Data excerpts
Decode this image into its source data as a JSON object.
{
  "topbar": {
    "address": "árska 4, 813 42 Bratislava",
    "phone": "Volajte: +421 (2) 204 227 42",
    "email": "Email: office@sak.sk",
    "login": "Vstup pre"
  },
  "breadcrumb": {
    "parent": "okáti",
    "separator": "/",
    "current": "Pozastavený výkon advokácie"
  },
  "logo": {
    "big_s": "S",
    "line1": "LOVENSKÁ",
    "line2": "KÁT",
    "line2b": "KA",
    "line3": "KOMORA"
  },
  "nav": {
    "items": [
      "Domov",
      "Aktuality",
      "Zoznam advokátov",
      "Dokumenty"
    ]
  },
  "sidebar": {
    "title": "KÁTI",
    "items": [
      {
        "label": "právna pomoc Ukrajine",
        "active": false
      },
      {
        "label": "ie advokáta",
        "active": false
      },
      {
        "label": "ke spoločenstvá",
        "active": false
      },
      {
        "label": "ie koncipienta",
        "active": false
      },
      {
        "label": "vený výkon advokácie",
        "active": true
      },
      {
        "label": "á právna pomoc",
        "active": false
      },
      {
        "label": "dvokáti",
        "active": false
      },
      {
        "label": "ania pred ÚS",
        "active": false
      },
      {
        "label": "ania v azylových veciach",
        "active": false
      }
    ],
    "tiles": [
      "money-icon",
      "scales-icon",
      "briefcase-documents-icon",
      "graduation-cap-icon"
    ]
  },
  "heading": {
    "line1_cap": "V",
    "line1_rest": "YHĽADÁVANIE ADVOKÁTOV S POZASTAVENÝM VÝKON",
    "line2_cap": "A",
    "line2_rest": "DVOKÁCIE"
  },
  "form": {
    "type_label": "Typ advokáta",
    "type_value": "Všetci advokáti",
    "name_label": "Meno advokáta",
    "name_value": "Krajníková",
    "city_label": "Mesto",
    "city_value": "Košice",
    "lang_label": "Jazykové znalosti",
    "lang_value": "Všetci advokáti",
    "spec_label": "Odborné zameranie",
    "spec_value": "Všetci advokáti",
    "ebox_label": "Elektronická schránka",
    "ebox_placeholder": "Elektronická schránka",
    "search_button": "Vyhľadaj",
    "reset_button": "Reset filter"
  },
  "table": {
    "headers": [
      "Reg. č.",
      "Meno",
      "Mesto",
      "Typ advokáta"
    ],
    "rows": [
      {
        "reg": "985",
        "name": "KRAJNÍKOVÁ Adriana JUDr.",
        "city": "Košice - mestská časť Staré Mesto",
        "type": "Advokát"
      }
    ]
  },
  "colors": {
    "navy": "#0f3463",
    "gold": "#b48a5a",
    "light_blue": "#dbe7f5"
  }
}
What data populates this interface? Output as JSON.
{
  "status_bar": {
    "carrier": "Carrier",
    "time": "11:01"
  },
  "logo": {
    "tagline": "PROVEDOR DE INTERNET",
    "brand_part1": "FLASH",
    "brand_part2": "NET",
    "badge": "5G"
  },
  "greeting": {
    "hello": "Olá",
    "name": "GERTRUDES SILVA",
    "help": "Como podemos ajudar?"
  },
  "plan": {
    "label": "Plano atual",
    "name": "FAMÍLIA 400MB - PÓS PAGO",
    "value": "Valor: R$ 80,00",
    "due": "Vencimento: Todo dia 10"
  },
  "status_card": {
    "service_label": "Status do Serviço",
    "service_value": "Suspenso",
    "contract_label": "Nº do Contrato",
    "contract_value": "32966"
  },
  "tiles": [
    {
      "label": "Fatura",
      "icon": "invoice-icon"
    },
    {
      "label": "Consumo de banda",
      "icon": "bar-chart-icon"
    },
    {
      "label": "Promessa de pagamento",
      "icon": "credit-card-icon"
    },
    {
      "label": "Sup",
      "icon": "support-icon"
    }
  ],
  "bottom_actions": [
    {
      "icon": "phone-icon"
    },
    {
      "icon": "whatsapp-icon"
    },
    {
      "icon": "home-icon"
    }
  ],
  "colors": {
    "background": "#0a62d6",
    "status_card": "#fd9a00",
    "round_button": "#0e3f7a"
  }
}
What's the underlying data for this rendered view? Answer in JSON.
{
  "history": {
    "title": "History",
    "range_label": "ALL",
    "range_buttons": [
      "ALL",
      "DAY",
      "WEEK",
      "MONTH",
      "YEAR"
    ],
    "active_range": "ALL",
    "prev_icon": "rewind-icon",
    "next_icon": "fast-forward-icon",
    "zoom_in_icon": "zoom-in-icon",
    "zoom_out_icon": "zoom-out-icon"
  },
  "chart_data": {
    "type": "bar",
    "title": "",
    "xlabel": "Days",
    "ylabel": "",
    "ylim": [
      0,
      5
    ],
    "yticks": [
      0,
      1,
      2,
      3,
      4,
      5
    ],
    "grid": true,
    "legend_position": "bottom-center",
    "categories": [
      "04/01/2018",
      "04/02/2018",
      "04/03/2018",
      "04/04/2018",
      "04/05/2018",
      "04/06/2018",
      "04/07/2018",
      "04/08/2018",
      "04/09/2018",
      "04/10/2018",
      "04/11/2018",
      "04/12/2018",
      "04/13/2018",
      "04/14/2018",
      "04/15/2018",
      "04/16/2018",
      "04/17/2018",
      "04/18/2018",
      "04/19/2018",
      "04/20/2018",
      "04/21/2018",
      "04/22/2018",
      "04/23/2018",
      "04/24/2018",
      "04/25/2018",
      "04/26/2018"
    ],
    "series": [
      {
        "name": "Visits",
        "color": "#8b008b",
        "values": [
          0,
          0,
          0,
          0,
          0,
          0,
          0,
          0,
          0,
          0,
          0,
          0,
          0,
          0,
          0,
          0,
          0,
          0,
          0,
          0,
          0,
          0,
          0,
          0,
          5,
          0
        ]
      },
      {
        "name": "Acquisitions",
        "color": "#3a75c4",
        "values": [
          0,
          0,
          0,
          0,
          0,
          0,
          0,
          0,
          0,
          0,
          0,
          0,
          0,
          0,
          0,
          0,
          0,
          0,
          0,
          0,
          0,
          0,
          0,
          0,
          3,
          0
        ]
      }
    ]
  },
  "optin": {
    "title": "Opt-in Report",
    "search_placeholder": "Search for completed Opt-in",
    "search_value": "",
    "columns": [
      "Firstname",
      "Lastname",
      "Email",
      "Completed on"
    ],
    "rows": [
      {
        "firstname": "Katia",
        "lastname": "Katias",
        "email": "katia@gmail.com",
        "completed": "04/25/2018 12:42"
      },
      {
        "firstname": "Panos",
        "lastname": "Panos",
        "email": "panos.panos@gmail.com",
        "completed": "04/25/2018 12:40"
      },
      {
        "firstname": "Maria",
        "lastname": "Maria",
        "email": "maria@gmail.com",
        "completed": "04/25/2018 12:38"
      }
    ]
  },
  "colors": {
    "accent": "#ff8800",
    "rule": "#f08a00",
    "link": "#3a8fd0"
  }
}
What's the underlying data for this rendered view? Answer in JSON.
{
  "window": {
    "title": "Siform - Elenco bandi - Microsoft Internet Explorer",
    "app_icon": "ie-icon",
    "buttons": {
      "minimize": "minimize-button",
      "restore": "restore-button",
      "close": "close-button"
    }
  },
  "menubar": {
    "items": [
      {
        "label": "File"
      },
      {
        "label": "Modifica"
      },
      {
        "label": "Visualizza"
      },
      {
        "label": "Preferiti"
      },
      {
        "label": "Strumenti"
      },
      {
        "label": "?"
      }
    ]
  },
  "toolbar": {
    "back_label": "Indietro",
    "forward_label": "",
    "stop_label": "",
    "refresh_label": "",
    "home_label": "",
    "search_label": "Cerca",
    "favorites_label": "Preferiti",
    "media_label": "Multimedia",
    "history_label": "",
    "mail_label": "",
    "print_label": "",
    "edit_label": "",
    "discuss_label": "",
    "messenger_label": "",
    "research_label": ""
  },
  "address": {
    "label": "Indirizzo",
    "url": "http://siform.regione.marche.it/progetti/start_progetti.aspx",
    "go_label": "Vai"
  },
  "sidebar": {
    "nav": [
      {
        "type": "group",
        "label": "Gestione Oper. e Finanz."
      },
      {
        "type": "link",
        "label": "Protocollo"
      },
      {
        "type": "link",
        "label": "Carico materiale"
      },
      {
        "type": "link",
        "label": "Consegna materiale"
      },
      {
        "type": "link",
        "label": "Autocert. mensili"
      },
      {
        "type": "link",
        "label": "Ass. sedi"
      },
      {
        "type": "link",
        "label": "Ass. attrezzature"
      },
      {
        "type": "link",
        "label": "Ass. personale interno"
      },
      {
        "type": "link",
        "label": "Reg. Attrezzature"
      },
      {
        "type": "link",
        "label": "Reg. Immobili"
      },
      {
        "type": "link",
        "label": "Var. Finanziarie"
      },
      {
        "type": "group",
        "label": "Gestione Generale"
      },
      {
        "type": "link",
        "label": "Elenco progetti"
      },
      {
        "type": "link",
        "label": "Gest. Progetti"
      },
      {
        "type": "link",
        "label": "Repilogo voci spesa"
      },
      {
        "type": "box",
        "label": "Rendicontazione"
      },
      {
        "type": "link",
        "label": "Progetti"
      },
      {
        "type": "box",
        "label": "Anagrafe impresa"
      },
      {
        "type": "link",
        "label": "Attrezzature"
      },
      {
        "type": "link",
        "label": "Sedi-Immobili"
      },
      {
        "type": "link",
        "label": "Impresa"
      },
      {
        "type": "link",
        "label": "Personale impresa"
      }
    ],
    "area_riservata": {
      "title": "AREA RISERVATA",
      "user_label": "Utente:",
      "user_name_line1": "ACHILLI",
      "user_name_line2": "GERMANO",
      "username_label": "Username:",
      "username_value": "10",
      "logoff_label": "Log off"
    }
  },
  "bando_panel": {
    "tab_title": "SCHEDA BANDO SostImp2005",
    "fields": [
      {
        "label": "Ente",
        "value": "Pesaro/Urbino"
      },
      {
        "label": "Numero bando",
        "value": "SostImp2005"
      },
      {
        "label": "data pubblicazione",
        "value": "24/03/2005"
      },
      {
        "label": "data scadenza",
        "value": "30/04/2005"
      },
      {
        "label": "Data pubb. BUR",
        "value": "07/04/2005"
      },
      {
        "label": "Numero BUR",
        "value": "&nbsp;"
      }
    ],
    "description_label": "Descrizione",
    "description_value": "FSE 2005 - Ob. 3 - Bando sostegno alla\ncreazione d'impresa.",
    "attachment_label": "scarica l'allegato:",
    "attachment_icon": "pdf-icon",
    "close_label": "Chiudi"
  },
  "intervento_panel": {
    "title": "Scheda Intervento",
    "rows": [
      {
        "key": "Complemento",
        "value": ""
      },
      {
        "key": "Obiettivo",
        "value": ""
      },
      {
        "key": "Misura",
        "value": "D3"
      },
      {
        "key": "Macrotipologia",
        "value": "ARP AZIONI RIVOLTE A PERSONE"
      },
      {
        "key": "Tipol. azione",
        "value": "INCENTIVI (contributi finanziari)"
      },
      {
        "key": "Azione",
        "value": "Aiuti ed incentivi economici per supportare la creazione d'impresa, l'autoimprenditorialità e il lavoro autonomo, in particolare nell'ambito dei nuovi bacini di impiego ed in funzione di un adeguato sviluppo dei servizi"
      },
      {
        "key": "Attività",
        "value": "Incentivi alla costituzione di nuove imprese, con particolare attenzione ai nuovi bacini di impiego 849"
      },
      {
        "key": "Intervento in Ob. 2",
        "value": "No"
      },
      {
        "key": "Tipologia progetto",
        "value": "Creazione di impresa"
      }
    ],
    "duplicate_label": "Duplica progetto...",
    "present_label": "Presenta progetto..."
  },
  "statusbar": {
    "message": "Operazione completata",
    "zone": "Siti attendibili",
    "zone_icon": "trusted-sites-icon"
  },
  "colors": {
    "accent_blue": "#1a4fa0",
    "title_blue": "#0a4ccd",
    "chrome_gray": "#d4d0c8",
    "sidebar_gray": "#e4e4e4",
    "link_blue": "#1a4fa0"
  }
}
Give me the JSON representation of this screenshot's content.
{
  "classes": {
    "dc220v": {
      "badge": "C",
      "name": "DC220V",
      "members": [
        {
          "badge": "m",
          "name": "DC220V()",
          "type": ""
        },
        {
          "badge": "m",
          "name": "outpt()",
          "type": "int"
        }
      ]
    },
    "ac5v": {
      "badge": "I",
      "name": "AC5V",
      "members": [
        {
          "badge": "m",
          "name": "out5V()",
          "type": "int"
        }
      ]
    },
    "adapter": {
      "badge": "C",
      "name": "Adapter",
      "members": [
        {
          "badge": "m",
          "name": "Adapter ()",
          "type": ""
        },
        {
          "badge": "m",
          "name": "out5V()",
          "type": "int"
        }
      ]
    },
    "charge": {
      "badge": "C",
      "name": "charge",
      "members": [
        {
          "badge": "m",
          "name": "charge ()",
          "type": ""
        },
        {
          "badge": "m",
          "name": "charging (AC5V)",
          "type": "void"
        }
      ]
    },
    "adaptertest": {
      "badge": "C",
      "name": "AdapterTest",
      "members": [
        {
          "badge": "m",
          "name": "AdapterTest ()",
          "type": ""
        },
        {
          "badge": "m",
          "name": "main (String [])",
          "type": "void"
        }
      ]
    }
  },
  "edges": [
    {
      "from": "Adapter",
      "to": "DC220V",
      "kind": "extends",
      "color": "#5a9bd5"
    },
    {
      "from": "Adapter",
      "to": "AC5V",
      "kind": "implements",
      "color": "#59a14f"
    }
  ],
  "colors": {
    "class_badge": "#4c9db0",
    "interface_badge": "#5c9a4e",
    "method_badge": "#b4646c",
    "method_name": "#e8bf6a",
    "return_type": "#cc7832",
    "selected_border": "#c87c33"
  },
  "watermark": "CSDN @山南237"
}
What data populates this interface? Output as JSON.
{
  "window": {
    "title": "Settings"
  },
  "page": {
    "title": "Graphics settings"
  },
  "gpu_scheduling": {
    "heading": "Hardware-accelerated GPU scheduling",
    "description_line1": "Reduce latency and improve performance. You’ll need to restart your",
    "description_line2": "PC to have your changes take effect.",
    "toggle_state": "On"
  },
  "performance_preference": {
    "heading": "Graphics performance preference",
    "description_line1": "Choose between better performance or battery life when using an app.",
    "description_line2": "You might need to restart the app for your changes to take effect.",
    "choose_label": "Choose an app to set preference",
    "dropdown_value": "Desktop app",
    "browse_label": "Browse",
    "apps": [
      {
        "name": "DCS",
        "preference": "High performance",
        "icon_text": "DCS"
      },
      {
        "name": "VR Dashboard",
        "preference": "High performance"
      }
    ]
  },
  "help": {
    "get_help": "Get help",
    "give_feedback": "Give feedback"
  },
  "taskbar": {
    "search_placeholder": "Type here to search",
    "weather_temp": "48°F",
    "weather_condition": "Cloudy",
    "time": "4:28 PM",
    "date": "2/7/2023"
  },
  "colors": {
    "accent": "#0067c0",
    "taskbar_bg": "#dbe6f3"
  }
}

* **PROBLEM DESCRIPTION**
Go through the listing above and pull out each line containing the word "address".

* **FINAL RESULT**
    "address": "árska 4, 813 42 Bratislava",
  "address": {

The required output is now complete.